- **Work to do**:
Give the listing again character for character, but drop the images.

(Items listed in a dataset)

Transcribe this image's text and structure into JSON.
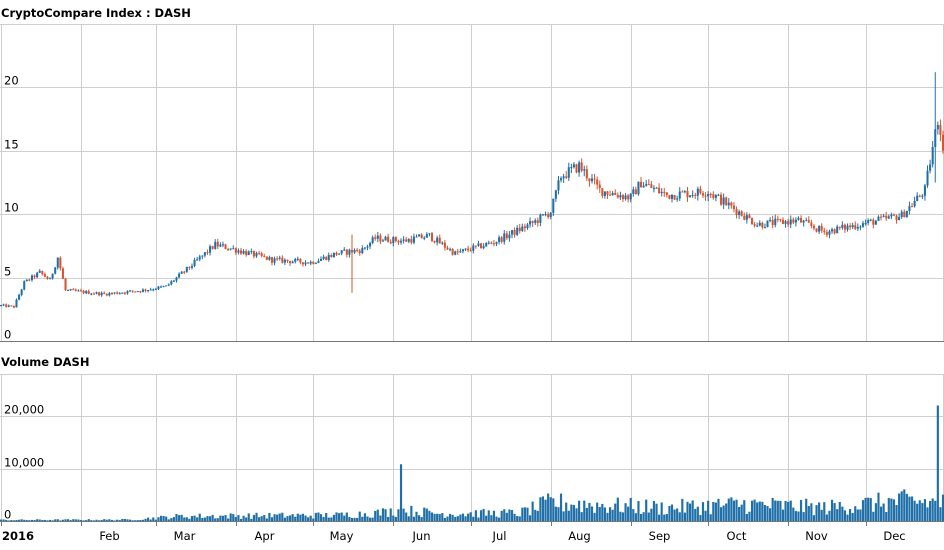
{
  "chart_data": [
    {
      "type": "candlestick",
      "title": "CryptoCompare Index : DASH",
      "ylim": [
        0,
        25
      ],
      "yticks": [
        {
          "value": 0,
          "label": "0"
        },
        {
          "value": 5,
          "label": "5"
        },
        {
          "value": 10,
          "label": "10"
        },
        {
          "value": 15,
          "label": "15"
        },
        {
          "value": 20,
          "label": "20"
        }
      ],
      "x_range": [
        "2016-01-01",
        "2016-12-31"
      ],
      "x_ticks": [
        {
          "date": "2016-01-01",
          "label": "2016"
        },
        {
          "date": "2016-02-01",
          "label": "Feb"
        },
        {
          "date": "2016-03-01",
          "label": "Mar"
        },
        {
          "date": "2016-04-01",
          "label": "Apr"
        },
        {
          "date": "2016-05-01",
          "label": "May"
        },
        {
          "date": "2016-06-01",
          "label": "Jun"
        },
        {
          "date": "2016-07-01",
          "label": "Jul"
        },
        {
          "date": "2016-08-01",
          "label": "Aug"
        },
        {
          "date": "2016-09-01",
          "label": "Sep"
        },
        {
          "date": "2016-10-01",
          "label": "Oct"
        },
        {
          "date": "2016-11-01",
          "label": "Nov"
        },
        {
          "date": "2016-12-01",
          "label": "Dec"
        }
      ],
      "up_color": "#1f6fa8",
      "down_color": "#d9532c",
      "price_keypoints": [
        {
          "date": "2016-01-01",
          "close": 2.8
        },
        {
          "date": "2016-01-06",
          "close": 2.7
        },
        {
          "date": "2016-01-10",
          "close": 4.6
        },
        {
          "date": "2016-01-16",
          "close": 5.4
        },
        {
          "date": "2016-01-20",
          "close": 4.8
        },
        {
          "date": "2016-01-23",
          "close": 6.6
        },
        {
          "date": "2016-01-26",
          "close": 4.0
        },
        {
          "date": "2016-02-10",
          "close": 3.7
        },
        {
          "date": "2016-02-25",
          "close": 4.0
        },
        {
          "date": "2016-03-05",
          "close": 4.3
        },
        {
          "date": "2016-03-15",
          "close": 6.0
        },
        {
          "date": "2016-03-24",
          "close": 7.6
        },
        {
          "date": "2016-04-01",
          "close": 7.2
        },
        {
          "date": "2016-04-15",
          "close": 6.4
        },
        {
          "date": "2016-04-30",
          "close": 6.2
        },
        {
          "date": "2016-05-10",
          "close": 6.9
        },
        {
          "date": "2016-05-20",
          "close": 7.2
        },
        {
          "date": "2016-05-25",
          "close": 8.1
        },
        {
          "date": "2016-06-05",
          "close": 7.9
        },
        {
          "date": "2016-06-15",
          "close": 8.3
        },
        {
          "date": "2016-06-25",
          "close": 6.9
        },
        {
          "date": "2016-07-10",
          "close": 7.8
        },
        {
          "date": "2016-07-25",
          "close": 9.3
        },
        {
          "date": "2016-08-01",
          "close": 10.2
        },
        {
          "date": "2016-08-05",
          "close": 13.0
        },
        {
          "date": "2016-08-12",
          "close": 13.8
        },
        {
          "date": "2016-08-20",
          "close": 11.9
        },
        {
          "date": "2016-09-01",
          "close": 11.3
        },
        {
          "date": "2016-09-05",
          "close": 12.5
        },
        {
          "date": "2016-09-15",
          "close": 11.5
        },
        {
          "date": "2016-10-01",
          "close": 11.8
        },
        {
          "date": "2016-10-20",
          "close": 9.2
        },
        {
          "date": "2016-11-05",
          "close": 9.5
        },
        {
          "date": "2016-11-15",
          "close": 8.6
        },
        {
          "date": "2016-12-01",
          "close": 9.3
        },
        {
          "date": "2016-12-15",
          "close": 9.9
        },
        {
          "date": "2016-12-24",
          "close": 11.9
        },
        {
          "date": "2016-12-29",
          "close": 17.5
        },
        {
          "date": "2016-12-31",
          "close": 15.5
        }
      ],
      "notable_wicks": [
        {
          "date": "2016-05-16",
          "low": 3.8,
          "high": 8.4
        },
        {
          "date": "2016-12-28",
          "low": 12.5,
          "high": 21.2
        }
      ]
    },
    {
      "type": "bar",
      "title": "Volume DASH",
      "ylim": [
        0,
        28000
      ],
      "yticks": [
        {
          "value": 0,
          "label": "0"
        },
        {
          "value": 10000,
          "label": "10,000"
        },
        {
          "value": 20000,
          "label": "20,000"
        }
      ],
      "x_range": [
        "2016-01-01",
        "2016-12-31"
      ],
      "bar_color": "#1f6fa8",
      "volume_keypoints": [
        {
          "date": "2016-01-01",
          "volume": 200
        },
        {
          "date": "2016-02-20",
          "volume": 250
        },
        {
          "date": "2016-03-10",
          "volume": 900
        },
        {
          "date": "2016-04-10",
          "volume": 1000
        },
        {
          "date": "2016-05-10",
          "volume": 1100
        },
        {
          "date": "2016-05-25",
          "volume": 1500
        },
        {
          "date": "2016-06-05",
          "volume": 2000
        },
        {
          "date": "2016-06-20",
          "volume": 1400
        },
        {
          "date": "2016-07-20",
          "volume": 1500
        },
        {
          "date": "2016-08-01",
          "volume": 3500
        },
        {
          "date": "2016-08-20",
          "volume": 3000
        },
        {
          "date": "2016-09-15",
          "volume": 2500
        },
        {
          "date": "2016-10-15",
          "volume": 3200
        },
        {
          "date": "2016-11-15",
          "volume": 2500
        },
        {
          "date": "2016-12-15",
          "volume": 3800
        },
        {
          "date": "2016-12-31",
          "volume": 3500
        }
      ],
      "notable_spikes": [
        {
          "date": "2016-06-04",
          "volume": 10800
        },
        {
          "date": "2016-12-29",
          "volume": 22000
        }
      ]
    }
  ]
}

- **Exercise response**:
Transcribe this image's text and structure into JSON.
{
  "chart_data": [
    {
      "type": "candlestick",
      "title": "CryptoCompare Index : DASH",
      "ylim": [
        0,
        25
      ],
      "yticks": [
        {
          "value": 0,
          "label": "0"
        },
        {
          "value": 5,
          "label": "5"
        },
        {
          "value": 10,
          "label": "10"
        },
        {
          "value": 15,
          "label": "15"
        },
        {
          "value": 20,
          "label": "20"
        }
      ],
      "x_range": [
        "2016-01-01",
        "2016-12-31"
      ],
      "x_ticks": [
        {
          "date": "2016-01-01",
          "label": "2016"
        },
        {
          "date": "2016-02-01",
          "label": "Feb"
        },
        {
          "date": "2016-03-01",
          "label": "Mar"
        },
        {
          "date": "2016-04-01",
          "label": "Apr"
        },
        {
          "date": "2016-05-01",
          "label": "May"
        },
        {
          "date": "2016-06-01",
          "label": "Jun"
        },
        {
          "date": "2016-07-01",
          "label": "Jul"
        },
        {
          "date": "2016-08-01",
          "label": "Aug"
        },
        {
          "date": "2016-09-01",
          "label": "Sep"
        },
        {
          "date": "2016-10-01",
          "label": "Oct"
        },
        {
          "date": "2016-11-01",
          "label": "Nov"
        },
        {
          "date": "2016-12-01",
          "label": "Dec"
        }
      ],
      "up_color": "#1f6fa8",
      "down_color": "#d9532c",
      "price_keypoints": [
        {
          "date": "2016-01-01",
          "close": 2.8
        },
        {
          "date": "2016-01-06",
          "close": 2.7
        },
        {
          "date": "2016-01-10",
          "close": 4.6
        },
        {
          "date": "2016-01-16",
          "close": 5.4
        },
        {
          "date": "2016-01-20",
          "close": 4.8
        },
        {
          "date": "2016-01-23",
          "close": 6.6
        },
        {
          "date": "2016-01-26",
          "close": 4.0
        },
        {
          "date": "2016-02-10",
          "close": 3.7
        },
        {
          "date": "2016-02-25",
          "close": 4.0
        },
        {
          "date": "2016-03-05",
          "close": 4.3
        },
        {
          "date": "2016-03-15",
          "close": 6.0
        },
        {
          "date": "2016-03-24",
          "close": 7.6
        },
        {
          "date": "2016-04-01",
          "close": 7.2
        },
        {
          "date": "2016-04-15",
          "close": 6.4
        },
        {
          "date": "2016-04-30",
          "close": 6.2
        },
        {
          "date": "2016-05-10",
          "close": 6.9
        },
        {
          "date": "2016-05-20",
          "close": 7.2
        },
        {
          "date": "2016-05-25",
          "close": 8.1
        },
        {
          "date": "2016-06-05",
          "close": 7.9
        },
        {
          "date": "2016-06-15",
          "close": 8.3
        },
        {
          "date": "2016-06-25",
          "close": 6.9
        },
        {
          "date": "2016-07-10",
          "close": 7.8
        },
        {
          "date": "2016-07-25",
          "close": 9.3
        },
        {
          "date": "2016-08-01",
          "close": 10.2
        },
        {
          "date": "2016-08-05",
          "close": 13.0
        },
        {
          "date": "2016-08-12",
          "close": 13.8
        },
        {
          "date": "2016-08-20",
          "close": 11.9
        },
        {
          "date": "2016-09-01",
          "close": 11.3
        },
        {
          "date": "2016-09-05",
          "close": 12.5
        },
        {
          "date": "2016-09-15",
          "close": 11.5
        },
        {
          "date": "2016-10-01",
          "close": 11.8
        },
        {
          "date": "2016-10-20",
          "close": 9.2
        },
        {
          "date": "2016-11-05",
          "close": 9.5
        },
        {
          "date": "2016-11-15",
          "close": 8.6
        },
        {
          "date": "2016-12-01",
          "close": 9.3
        },
        {
          "date": "2016-12-15",
          "close": 9.9
        },
        {
          "date": "2016-12-24",
          "close": 11.9
        },
        {
          "date": "2016-12-29",
          "close": 17.5
        },
        {
          "date": "2016-12-31",
          "close": 15.5
        }
      ],
      "notable_wicks": [
        {
          "date": "2016-05-16",
          "low": 3.8,
          "high": 8.4
        },
        {
          "date": "2016-12-28",
          "low": 12.5,
          "high": 21.2
        }
      ]
    },
    {
      "type": "bar",
      "title": "Volume DASH",
      "ylim": [
        0,
        28000
      ],
      "yticks": [
        {
          "value": 0,
          "label": "0"
        },
        {
          "value": 10000,
          "label": "10,000"
        },
        {
          "value": 20000,
          "label": "20,000"
        }
      ],
      "x_range": [
        "2016-01-01",
        "2016-12-31"
      ],
      "bar_color": "#1f6fa8",
      "volume_keypoints": [
        {
          "date": "2016-01-01",
          "volume": 200
        },
        {
          "date": "2016-02-20",
          "volume": 250
        },
        {
          "date": "2016-03-10",
          "volume": 900
        },
        {
          "date": "2016-04-10",
          "volume": 1000
        },
        {
          "date": "2016-05-10",
          "volume": 1100
        },
        {
          "date": "2016-05-25",
          "volume": 1500
        },
        {
          "date": "2016-06-05",
          "volume": 2000
        },
        {
          "date": "2016-06-20",
          "volume": 1400
        },
        {
          "date": "2016-07-20",
          "volume": 1500
        },
        {
          "date": "2016-08-01",
          "volume": 3500
        },
        {
          "date": "2016-08-20",
          "volume": 3000
        },
        {
          "date": "2016-09-15",
          "volume": 2500
        },
        {
          "date": "2016-10-15",
          "volume": 3200
        },
        {
          "date": "2016-11-15",
          "volume": 2500
        },
        {
          "date": "2016-12-15",
          "volume": 3800
        },
        {
          "date": "2016-12-31",
          "volume": 3500
        }
      ],
      "notable_spikes": [
        {
          "date": "2016-06-04",
          "volume": 10800
        },
        {
          "date": "2016-12-29",
          "volume": 22000
        }
      ]
    }
  ]
}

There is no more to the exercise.